**YOUR INSTRUCTIONS**
Omit the pictures, then reproduce every remaining record exactly.

**DATASET ROWS**
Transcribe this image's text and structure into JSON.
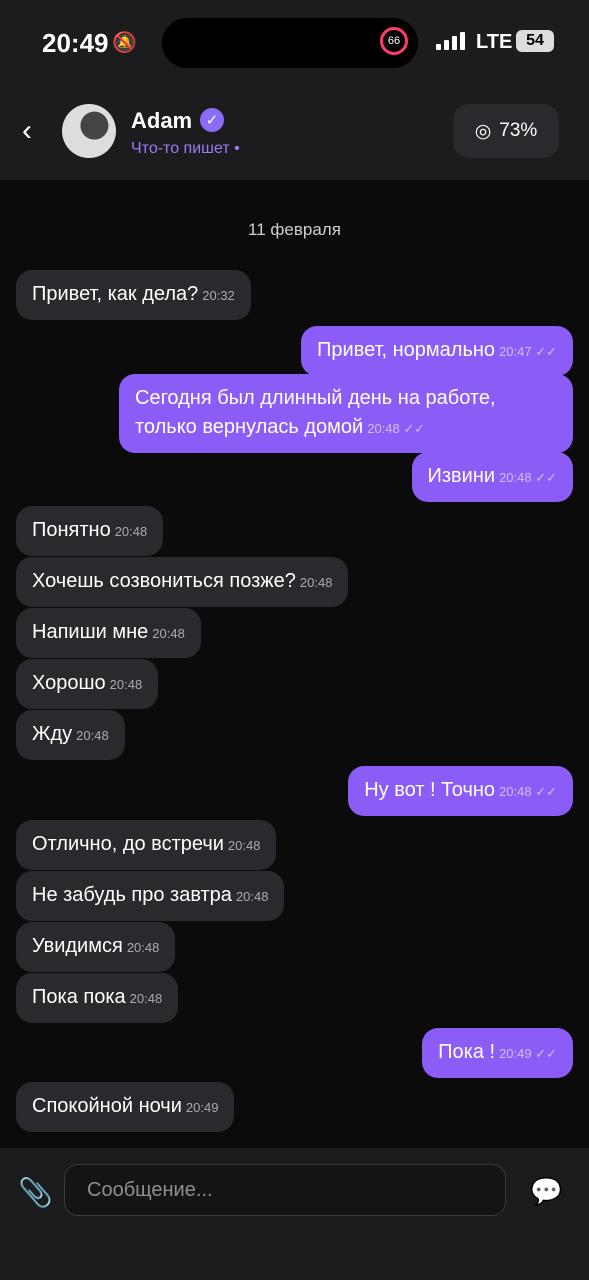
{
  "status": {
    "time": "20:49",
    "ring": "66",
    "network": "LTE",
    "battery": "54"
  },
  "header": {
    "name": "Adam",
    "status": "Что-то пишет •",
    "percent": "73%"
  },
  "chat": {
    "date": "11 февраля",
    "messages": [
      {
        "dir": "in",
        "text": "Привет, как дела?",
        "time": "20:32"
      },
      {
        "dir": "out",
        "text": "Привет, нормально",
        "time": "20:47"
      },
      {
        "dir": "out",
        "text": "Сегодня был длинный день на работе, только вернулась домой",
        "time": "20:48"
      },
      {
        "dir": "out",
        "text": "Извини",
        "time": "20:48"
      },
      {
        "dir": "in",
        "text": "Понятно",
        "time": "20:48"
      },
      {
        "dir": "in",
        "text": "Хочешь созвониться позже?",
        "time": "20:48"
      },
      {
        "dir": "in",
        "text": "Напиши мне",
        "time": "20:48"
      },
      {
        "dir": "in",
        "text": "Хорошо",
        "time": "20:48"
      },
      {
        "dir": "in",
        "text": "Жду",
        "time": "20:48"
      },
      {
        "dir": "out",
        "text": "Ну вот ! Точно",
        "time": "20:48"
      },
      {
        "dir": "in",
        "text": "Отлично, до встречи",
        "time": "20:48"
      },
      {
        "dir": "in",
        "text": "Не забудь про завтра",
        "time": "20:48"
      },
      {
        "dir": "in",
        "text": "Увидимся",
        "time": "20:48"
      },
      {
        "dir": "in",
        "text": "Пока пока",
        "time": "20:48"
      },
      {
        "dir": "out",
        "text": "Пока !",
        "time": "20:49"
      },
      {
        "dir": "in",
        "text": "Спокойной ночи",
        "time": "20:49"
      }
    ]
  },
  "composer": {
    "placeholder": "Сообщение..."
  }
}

**COMPLETE RESPONSE**
Transcribe this image's text and structure into JSON.
{
  "status": {
    "time": "20:49",
    "ring": "66",
    "network": "LTE",
    "battery": "54"
  },
  "header": {
    "name": "Adam",
    "status": "Что-то пишет •",
    "percent": "73%"
  },
  "chat": {
    "date": "11 февраля",
    "messages": [
      {
        "dir": "in",
        "text": "Привет, как дела?",
        "time": "20:32"
      },
      {
        "dir": "out",
        "text": "Привет, нормально",
        "time": "20:47"
      },
      {
        "dir": "out",
        "text": "Сегодня был длинный день на работе, только вернулась домой",
        "time": "20:48"
      },
      {
        "dir": "out",
        "text": "Извини",
        "time": "20:48"
      },
      {
        "dir": "in",
        "text": "Понятно",
        "time": "20:48"
      },
      {
        "dir": "in",
        "text": "Хочешь созвониться позже?",
        "time": "20:48"
      },
      {
        "dir": "in",
        "text": "Напиши мне",
        "time": "20:48"
      },
      {
        "dir": "in",
        "text": "Хорошо",
        "time": "20:48"
      },
      {
        "dir": "in",
        "text": "Жду",
        "time": "20:48"
      },
      {
        "dir": "out",
        "text": "Ну вот ! Точно",
        "time": "20:48"
      },
      {
        "dir": "in",
        "text": "Отлично, до встречи",
        "time": "20:48"
      },
      {
        "dir": "in",
        "text": "Не забудь про завтра",
        "time": "20:48"
      },
      {
        "dir": "in",
        "text": "Увидимся",
        "time": "20:48"
      },
      {
        "dir": "in",
        "text": "Пока пока",
        "time": "20:48"
      },
      {
        "dir": "out",
        "text": "Пока !",
        "time": "20:49"
      },
      {
        "dir": "in",
        "text": "Спокойной ночи",
        "time": "20:49"
      }
    ]
  },
  "composer": {
    "placeholder": "Сообщение..."
  }
}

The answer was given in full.